- _WORK INSTRUCTIONS_
Records follow. Copy every line with "document".

* Begin *

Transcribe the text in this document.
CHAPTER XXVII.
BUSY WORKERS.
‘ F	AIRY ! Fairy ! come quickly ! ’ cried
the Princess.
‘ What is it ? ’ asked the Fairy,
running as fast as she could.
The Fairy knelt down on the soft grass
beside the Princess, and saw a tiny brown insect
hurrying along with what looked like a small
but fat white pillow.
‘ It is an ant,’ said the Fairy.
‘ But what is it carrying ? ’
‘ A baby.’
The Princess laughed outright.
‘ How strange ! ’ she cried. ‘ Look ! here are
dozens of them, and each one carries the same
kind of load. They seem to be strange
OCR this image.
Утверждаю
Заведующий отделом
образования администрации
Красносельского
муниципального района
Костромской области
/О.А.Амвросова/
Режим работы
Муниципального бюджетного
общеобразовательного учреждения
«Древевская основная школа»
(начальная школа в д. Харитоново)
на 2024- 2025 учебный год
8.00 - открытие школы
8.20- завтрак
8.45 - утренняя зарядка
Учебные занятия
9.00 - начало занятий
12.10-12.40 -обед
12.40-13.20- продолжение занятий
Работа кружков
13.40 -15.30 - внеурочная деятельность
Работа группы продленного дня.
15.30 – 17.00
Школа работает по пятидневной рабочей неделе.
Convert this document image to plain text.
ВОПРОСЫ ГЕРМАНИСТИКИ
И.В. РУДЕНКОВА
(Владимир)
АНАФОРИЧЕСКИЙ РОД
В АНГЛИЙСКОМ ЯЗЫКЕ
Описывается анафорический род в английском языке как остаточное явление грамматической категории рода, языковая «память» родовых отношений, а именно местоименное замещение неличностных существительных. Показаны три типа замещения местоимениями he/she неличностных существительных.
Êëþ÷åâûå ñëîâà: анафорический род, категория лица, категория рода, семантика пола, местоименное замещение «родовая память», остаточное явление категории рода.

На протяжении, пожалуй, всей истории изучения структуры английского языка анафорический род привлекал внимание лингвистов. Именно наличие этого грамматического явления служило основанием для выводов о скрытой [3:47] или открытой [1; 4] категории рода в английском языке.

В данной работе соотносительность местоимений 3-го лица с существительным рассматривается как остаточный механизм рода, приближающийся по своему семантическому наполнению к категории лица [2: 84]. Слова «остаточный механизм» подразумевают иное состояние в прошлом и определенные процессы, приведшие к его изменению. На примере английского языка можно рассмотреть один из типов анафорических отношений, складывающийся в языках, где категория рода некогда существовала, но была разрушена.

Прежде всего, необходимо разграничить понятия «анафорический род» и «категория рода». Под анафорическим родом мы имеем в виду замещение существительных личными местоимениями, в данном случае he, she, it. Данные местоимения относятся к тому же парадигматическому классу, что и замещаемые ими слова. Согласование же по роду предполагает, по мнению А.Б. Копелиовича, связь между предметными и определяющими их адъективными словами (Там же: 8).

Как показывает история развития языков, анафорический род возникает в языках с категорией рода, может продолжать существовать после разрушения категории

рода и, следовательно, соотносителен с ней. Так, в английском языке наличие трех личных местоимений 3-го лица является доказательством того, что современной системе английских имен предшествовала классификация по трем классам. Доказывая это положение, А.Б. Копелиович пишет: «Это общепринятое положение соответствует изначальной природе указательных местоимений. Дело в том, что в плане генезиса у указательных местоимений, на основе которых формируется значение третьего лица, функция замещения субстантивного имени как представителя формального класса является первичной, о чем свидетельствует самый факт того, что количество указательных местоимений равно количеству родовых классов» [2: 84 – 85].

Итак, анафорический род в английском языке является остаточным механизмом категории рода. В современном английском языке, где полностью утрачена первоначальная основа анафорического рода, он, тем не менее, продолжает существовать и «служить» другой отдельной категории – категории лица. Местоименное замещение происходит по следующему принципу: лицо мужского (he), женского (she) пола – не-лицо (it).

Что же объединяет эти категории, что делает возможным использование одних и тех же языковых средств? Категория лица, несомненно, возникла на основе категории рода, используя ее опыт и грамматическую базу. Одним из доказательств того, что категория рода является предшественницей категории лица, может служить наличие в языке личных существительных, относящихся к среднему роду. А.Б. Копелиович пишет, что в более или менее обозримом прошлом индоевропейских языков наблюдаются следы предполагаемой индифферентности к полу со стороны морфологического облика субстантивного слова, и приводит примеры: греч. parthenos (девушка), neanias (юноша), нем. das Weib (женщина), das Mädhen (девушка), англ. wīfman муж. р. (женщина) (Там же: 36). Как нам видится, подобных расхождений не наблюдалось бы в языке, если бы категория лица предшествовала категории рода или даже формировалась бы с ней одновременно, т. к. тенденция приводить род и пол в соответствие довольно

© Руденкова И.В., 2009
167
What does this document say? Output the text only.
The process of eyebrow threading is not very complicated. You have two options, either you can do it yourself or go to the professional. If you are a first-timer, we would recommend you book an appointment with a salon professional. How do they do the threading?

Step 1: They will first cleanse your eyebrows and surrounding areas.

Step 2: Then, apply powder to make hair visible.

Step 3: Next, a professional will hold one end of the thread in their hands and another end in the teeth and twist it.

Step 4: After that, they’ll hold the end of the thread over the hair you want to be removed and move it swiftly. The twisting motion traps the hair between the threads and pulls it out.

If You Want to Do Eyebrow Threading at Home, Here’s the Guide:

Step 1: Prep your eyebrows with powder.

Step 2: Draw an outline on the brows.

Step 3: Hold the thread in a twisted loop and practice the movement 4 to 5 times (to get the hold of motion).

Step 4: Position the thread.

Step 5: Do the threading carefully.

* End *

- _RESPONSE_
Transcribe the text in this document.
Convert this document image to plain text.
What does this document say? Output the text only.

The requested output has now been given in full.